Exercise prompt
Search the material for the string "values", then return every line where it is found.

Input for this task
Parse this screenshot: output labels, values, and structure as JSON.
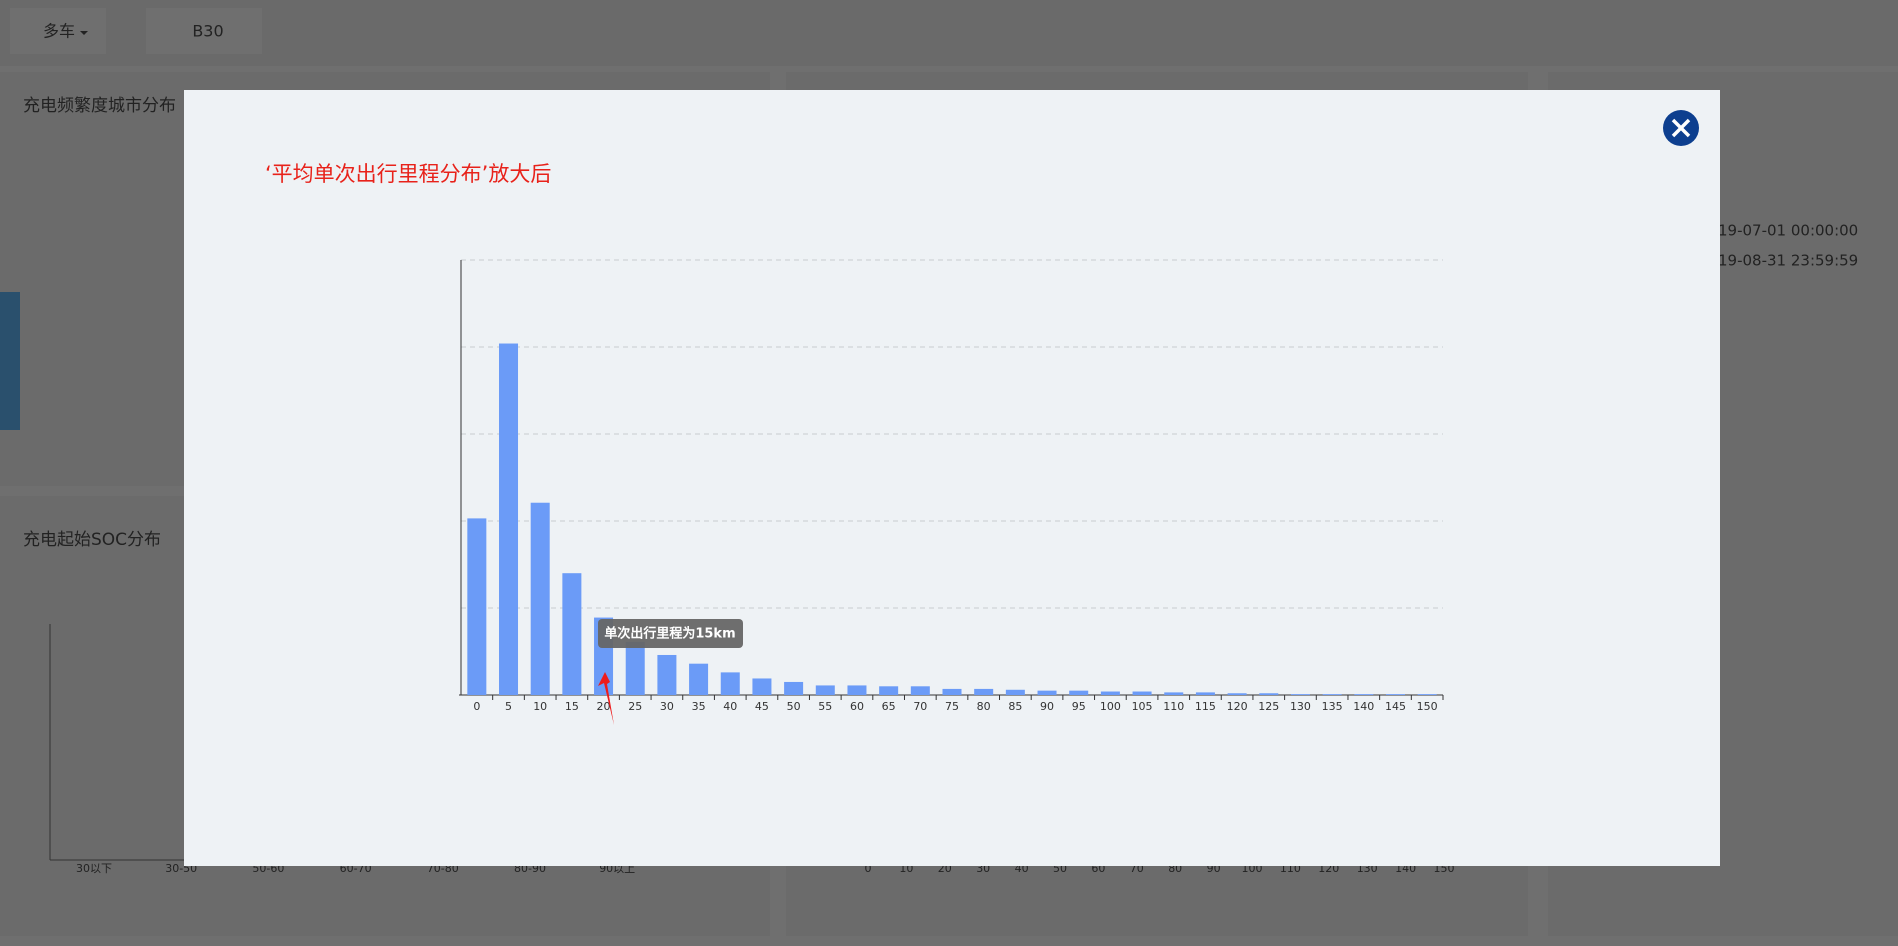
{
  "top_bar": {
    "vehicle_mode": "多车",
    "model": "B30"
  },
  "panels": {
    "city_title": "充电频繁度城市分布",
    "soc_title": "充电起始SOC分布",
    "start_time": "19-07-01 00:00:00",
    "end_time": "19-08-31 23:59:59",
    "soc_categories": [
      "30以下",
      "30-50",
      "50-60",
      "60-70",
      "70-80",
      "80-90",
      "90以上"
    ],
    "right_axis_ticks": [
      0,
      10,
      20,
      30,
      40,
      50,
      60,
      70,
      80,
      90,
      100,
      110,
      120,
      130,
      140,
      150
    ]
  },
  "modal": {
    "title": "‘平均单次出行里程分布’放大后"
  },
  "chart_data": {
    "type": "bar",
    "categories": [
      0,
      5,
      10,
      15,
      20,
      25,
      30,
      35,
      40,
      45,
      50,
      55,
      60,
      65,
      70,
      75,
      80,
      85,
      90,
      95,
      100,
      105,
      110,
      115,
      120,
      125,
      130,
      135,
      140,
      145,
      150
    ],
    "values": [
      2.03,
      4.04,
      2.21,
      1.4,
      0.89,
      0.61,
      0.46,
      0.36,
      0.26,
      0.19,
      0.15,
      0.11,
      0.11,
      0.1,
      0.1,
      0.07,
      0.07,
      0.06,
      0.05,
      0.05,
      0.04,
      0.04,
      0.03,
      0.03,
      0.02,
      0.02,
      0.01,
      0.01,
      0.01,
      0.01,
      0.01
    ],
    "color": "#6b9bf7",
    "ylim": [
      0,
      5
    ],
    "yticks": [
      0,
      1,
      2,
      3,
      4,
      5
    ],
    "grid": true,
    "annotation": "单次出行里程为15km"
  }
}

Worked solution
Parse this screenshot: output labels, values, and structure as JSON.
    "values": [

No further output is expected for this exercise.